▶ _Brief_
Copy out every line in the entries below that includes "active".
= = = = =
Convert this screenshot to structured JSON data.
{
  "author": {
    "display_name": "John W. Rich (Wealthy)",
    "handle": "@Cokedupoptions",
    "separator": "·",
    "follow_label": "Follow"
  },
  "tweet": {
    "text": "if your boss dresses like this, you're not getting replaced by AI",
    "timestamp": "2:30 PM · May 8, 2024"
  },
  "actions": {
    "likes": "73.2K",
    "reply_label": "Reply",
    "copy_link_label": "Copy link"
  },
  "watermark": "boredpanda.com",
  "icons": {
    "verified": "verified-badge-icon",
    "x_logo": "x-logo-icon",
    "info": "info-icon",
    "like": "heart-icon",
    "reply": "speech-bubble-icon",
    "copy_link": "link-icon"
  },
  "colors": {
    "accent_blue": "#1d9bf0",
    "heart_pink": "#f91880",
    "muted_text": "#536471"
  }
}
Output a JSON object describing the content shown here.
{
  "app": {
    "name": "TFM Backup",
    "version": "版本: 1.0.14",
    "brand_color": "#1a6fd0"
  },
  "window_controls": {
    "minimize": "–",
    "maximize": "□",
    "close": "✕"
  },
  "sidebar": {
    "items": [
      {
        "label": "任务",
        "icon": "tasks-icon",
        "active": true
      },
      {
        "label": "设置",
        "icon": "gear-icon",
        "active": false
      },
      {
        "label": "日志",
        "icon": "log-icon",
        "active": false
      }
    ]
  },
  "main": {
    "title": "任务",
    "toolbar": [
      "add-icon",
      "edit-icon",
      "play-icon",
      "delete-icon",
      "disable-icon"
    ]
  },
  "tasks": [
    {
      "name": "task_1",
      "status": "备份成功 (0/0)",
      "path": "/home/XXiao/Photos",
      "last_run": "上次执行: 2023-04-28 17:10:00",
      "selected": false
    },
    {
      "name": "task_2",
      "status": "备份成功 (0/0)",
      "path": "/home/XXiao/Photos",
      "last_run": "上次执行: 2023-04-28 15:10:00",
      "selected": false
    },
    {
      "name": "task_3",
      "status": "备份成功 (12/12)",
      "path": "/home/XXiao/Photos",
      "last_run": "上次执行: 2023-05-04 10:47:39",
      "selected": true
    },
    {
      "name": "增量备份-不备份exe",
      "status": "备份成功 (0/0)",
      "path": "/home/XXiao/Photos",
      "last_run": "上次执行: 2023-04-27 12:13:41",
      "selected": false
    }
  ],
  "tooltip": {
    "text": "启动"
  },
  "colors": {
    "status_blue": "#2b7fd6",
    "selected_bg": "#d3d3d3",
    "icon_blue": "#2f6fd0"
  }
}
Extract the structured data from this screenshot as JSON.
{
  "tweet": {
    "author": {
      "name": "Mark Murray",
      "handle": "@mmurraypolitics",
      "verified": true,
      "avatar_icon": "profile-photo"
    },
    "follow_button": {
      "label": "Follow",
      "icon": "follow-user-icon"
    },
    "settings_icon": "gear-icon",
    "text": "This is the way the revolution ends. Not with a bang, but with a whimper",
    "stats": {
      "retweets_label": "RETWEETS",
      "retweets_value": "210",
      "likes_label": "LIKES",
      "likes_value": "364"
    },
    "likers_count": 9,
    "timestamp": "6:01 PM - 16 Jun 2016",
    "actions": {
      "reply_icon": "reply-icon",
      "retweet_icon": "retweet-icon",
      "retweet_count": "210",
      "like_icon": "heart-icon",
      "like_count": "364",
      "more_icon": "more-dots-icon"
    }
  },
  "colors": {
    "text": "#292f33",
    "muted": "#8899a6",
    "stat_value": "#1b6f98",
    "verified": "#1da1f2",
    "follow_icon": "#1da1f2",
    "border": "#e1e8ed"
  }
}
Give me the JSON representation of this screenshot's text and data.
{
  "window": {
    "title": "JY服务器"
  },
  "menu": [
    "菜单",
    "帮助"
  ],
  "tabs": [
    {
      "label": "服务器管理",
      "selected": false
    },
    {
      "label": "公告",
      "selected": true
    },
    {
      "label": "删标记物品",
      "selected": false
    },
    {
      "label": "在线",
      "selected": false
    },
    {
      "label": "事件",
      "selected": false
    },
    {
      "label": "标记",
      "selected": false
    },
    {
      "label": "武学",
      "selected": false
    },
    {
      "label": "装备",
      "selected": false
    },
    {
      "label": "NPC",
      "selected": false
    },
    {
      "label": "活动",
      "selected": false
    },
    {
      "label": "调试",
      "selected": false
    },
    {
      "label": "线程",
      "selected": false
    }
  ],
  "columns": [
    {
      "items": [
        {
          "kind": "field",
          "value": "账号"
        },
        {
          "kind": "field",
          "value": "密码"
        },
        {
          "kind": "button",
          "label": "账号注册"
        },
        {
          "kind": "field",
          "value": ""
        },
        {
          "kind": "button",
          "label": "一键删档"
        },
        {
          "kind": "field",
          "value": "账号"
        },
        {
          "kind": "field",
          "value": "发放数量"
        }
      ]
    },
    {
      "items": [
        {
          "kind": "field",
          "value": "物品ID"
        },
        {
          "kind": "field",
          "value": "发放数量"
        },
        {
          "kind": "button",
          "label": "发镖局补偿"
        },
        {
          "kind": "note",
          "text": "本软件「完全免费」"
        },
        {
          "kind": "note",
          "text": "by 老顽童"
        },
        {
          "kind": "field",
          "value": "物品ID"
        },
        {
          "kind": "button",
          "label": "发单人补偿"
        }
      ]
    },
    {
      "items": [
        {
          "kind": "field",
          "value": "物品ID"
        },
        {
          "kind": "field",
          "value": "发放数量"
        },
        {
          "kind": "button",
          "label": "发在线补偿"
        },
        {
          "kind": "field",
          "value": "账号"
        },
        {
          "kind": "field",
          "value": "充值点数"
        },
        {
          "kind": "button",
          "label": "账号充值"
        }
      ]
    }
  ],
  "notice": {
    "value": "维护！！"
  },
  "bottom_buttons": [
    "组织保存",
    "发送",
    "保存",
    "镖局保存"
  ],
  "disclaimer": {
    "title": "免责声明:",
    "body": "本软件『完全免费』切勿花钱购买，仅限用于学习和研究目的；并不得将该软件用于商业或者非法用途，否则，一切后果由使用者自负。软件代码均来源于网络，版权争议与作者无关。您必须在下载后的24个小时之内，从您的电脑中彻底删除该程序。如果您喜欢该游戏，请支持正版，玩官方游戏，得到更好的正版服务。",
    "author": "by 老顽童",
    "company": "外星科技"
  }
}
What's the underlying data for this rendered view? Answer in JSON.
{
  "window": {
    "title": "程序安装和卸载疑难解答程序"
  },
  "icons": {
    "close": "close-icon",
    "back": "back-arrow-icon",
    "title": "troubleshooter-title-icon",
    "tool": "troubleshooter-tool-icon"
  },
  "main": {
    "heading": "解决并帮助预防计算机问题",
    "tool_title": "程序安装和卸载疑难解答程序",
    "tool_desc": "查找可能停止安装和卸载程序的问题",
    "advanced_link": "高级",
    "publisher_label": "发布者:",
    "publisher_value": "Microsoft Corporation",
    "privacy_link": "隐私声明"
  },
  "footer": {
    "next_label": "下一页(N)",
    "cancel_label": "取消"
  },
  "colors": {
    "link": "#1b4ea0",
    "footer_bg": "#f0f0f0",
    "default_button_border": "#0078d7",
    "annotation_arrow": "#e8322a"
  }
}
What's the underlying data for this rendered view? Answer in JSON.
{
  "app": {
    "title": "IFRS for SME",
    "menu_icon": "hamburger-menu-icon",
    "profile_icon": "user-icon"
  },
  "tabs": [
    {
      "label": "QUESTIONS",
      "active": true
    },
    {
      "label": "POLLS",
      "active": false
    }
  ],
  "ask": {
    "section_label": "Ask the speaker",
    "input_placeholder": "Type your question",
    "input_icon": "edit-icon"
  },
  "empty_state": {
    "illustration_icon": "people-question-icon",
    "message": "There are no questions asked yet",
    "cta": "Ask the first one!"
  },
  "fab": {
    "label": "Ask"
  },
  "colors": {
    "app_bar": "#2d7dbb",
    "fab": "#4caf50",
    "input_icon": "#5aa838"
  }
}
= = = = =
▶ _Full response_
        "active": true
        "active": false
        "active": false
      "active": true
      "active": false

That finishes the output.